#### [DIRECTIONS FOR THIS TASK]
Pull out all lines from the listing below in which the word "Förderung" appears.

#### [PROVIDED DATA]

=======

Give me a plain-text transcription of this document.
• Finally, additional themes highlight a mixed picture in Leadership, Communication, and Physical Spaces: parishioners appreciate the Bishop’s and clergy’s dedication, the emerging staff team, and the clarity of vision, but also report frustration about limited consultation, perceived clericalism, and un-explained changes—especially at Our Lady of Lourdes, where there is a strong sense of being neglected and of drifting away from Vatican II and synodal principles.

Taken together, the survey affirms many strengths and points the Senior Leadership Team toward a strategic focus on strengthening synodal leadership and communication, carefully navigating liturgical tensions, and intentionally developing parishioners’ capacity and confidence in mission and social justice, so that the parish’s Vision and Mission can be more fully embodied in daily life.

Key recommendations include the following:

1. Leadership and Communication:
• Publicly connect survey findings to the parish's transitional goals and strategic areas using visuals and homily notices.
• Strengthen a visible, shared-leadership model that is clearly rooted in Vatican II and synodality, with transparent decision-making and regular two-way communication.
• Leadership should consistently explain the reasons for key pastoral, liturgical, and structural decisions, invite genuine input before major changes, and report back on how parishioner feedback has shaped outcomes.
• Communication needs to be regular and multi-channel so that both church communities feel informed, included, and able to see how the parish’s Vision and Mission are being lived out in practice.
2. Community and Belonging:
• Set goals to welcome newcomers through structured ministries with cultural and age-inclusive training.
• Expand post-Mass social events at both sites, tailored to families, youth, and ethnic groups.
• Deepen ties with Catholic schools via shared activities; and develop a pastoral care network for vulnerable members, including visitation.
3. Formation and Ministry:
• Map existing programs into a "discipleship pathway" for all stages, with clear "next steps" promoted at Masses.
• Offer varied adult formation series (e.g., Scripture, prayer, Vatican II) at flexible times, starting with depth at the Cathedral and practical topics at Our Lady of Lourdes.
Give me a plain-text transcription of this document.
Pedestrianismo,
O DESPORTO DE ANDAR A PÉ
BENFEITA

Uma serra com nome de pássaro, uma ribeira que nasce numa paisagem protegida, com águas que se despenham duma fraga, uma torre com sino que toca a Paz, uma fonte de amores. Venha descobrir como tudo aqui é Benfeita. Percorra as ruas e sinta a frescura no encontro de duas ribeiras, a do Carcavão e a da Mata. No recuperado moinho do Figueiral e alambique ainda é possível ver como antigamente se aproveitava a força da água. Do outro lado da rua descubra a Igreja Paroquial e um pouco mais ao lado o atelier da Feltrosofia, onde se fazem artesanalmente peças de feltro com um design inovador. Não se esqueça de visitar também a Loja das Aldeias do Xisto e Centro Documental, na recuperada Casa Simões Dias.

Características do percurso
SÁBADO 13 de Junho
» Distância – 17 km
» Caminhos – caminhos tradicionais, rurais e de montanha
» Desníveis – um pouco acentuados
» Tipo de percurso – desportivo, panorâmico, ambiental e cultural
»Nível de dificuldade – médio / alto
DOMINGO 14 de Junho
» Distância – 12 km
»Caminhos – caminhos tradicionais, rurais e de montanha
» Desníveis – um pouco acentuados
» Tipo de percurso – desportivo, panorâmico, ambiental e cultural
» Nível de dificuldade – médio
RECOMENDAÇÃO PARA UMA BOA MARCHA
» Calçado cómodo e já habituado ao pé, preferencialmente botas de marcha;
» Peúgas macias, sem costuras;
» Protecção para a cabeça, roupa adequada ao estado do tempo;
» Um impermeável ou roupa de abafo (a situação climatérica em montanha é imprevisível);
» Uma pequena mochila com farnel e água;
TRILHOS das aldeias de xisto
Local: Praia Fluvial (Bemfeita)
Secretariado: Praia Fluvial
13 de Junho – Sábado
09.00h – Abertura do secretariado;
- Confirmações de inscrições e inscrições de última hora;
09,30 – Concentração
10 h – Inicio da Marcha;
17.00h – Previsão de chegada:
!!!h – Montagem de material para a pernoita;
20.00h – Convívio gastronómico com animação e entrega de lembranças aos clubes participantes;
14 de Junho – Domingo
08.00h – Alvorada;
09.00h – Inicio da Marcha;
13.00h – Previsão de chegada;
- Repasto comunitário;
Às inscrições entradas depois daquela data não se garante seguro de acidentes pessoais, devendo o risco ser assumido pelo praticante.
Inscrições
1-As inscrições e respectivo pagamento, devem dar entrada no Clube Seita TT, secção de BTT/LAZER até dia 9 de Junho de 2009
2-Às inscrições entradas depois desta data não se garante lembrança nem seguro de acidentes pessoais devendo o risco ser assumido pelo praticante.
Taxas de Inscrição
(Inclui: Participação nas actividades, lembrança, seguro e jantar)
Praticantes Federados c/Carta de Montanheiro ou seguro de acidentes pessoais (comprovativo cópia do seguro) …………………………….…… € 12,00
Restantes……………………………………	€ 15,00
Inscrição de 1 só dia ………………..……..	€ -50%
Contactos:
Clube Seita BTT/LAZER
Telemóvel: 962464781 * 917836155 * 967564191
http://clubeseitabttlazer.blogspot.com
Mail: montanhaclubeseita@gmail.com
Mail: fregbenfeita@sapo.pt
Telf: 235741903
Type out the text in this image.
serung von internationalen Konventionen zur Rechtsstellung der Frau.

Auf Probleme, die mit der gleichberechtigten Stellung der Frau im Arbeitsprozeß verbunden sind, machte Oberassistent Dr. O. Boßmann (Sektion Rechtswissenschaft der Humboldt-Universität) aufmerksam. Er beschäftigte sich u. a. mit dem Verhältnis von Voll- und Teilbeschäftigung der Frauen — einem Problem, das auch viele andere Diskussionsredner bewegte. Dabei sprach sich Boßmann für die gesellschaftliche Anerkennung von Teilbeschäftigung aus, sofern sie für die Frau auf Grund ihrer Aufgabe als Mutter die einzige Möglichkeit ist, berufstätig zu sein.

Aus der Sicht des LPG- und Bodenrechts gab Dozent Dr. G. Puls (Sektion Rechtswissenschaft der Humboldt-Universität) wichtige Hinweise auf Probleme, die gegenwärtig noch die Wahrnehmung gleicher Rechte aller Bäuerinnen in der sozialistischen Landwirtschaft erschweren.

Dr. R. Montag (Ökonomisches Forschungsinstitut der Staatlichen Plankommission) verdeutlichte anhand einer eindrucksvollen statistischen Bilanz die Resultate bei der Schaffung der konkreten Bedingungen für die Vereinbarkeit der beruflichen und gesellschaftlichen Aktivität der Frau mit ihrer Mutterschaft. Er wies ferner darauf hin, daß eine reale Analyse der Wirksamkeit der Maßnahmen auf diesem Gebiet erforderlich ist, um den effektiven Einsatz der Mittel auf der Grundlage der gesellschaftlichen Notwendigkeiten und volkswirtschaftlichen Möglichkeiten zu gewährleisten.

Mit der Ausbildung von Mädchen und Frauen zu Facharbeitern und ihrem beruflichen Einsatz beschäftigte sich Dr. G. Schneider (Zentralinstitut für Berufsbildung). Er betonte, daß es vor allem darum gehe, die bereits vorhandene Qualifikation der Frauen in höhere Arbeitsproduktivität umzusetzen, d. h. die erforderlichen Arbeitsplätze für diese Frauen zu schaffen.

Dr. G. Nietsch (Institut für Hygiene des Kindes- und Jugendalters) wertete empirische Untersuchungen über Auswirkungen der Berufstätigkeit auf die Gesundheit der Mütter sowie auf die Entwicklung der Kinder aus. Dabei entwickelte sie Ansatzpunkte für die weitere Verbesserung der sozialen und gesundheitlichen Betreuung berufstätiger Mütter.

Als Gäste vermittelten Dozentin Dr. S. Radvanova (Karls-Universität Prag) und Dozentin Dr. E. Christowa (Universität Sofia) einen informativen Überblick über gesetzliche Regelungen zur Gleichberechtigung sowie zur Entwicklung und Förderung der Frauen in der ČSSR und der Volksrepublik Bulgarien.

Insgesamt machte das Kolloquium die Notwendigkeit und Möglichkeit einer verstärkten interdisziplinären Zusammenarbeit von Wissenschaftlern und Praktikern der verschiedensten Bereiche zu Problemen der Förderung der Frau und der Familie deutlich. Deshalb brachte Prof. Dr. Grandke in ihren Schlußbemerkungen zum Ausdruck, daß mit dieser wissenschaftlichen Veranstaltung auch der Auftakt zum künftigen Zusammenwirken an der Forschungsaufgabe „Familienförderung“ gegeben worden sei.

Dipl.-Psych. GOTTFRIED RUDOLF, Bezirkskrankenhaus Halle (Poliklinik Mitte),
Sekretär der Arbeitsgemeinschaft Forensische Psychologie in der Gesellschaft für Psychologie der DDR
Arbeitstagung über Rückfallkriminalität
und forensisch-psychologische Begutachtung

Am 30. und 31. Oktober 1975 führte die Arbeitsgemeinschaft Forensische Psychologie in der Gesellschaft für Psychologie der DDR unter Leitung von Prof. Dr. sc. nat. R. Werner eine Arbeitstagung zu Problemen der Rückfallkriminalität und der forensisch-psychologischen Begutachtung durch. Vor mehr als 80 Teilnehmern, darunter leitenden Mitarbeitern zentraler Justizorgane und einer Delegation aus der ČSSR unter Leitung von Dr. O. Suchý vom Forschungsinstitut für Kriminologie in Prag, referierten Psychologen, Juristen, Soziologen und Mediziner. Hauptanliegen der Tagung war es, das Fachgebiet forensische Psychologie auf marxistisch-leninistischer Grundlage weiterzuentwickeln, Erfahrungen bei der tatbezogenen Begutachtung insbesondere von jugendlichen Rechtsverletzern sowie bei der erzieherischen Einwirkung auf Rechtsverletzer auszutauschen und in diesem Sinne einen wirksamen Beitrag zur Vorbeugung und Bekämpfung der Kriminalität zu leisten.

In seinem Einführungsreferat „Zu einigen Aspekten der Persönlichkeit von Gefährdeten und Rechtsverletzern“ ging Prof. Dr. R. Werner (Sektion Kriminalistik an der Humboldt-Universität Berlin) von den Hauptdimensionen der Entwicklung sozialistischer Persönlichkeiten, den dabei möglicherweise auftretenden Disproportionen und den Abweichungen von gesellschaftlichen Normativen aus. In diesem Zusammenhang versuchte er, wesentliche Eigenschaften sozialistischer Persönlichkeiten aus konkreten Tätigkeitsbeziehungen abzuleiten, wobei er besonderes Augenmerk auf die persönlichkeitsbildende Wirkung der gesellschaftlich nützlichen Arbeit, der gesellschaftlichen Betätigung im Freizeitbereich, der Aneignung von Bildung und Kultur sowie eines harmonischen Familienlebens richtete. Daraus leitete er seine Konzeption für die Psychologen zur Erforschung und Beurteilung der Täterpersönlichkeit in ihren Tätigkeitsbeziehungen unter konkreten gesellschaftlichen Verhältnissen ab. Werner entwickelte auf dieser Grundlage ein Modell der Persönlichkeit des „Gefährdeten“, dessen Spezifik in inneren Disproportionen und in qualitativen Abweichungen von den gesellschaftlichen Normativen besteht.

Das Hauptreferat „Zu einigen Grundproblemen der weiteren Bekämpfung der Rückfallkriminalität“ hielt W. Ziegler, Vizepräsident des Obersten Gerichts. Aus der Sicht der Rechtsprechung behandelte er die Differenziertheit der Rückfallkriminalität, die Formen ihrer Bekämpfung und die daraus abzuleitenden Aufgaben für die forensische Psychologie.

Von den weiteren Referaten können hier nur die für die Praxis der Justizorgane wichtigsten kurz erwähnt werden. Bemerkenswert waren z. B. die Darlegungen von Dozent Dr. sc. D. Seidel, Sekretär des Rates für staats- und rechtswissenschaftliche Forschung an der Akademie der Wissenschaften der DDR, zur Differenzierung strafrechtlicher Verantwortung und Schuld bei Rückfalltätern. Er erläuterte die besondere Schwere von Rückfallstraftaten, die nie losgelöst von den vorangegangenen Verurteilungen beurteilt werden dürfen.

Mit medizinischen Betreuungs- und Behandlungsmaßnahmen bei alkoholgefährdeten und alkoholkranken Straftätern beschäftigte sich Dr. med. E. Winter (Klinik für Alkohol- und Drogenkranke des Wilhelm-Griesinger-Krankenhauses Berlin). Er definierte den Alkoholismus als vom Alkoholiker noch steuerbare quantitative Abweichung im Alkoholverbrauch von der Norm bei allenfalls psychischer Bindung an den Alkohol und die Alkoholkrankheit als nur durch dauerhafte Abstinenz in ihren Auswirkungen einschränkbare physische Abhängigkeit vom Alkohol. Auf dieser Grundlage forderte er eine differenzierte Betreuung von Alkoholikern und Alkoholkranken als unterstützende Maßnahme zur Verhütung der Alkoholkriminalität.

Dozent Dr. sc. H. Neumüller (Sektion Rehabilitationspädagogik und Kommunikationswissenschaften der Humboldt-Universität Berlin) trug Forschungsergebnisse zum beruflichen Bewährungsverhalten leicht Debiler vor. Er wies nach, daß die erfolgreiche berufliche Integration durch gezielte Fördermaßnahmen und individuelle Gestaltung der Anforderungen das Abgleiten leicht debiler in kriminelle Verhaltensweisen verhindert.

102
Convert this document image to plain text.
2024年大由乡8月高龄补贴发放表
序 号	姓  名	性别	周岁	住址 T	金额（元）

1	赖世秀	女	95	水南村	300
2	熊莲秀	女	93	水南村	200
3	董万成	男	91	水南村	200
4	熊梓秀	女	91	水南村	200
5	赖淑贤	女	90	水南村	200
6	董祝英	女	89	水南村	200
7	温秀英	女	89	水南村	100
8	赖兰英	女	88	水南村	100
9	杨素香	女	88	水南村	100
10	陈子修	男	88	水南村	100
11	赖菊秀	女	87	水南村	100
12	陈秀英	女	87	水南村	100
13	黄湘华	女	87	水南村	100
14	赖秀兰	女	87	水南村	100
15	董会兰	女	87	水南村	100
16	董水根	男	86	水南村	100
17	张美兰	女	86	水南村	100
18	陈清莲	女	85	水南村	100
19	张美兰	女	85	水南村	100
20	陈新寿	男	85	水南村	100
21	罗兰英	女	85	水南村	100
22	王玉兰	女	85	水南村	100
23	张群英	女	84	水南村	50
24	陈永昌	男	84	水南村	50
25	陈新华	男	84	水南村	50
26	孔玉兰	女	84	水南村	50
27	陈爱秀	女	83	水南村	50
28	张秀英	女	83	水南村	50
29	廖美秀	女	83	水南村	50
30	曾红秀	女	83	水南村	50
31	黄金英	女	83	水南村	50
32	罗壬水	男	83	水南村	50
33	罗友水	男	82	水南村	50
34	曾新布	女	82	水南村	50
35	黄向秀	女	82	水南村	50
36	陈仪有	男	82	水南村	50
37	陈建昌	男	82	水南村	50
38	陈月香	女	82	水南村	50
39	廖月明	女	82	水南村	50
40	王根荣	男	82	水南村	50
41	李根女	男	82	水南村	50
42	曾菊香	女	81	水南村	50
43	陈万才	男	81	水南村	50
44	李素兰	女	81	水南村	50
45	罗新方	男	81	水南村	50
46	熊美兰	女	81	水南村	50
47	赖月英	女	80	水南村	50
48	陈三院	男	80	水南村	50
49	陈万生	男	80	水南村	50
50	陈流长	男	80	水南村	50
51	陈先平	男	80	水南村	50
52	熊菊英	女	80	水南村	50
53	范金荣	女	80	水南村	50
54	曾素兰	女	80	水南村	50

=======

#### [TASK RESPONSE]
Als Gäste vermittelten Dozentin Dr. S. Radvanova (Karls-Universität Prag) und Dozentin Dr. E. Christowa (Universität Sofia) einen informativen Überblick über gesetzliche Regelungen zur Gleichberechtigung sowie zur Entwicklung und Förderung der Frauen in der ČSSR und der Volksrepublik Bulgarien.
Insgesamt machte das Kolloquium die Notwendigkeit und Möglichkeit einer verstärkten interdisziplinären Zusammenarbeit von Wissenschaftlern und Praktikern der verschiedensten Bereiche zu Problemen der Förderung der Frau und der Familie deutlich. Deshalb brachte Prof. Dr. Grandke in ihren Schlußbemerkungen zum Ausdruck, daß mit dieser wissenschaftlichen Veranstaltung auch der Auftakt zum künftigen Zusammenwirken an der Forschungsaufgabe „Familienförderung“ gegeben worden sei.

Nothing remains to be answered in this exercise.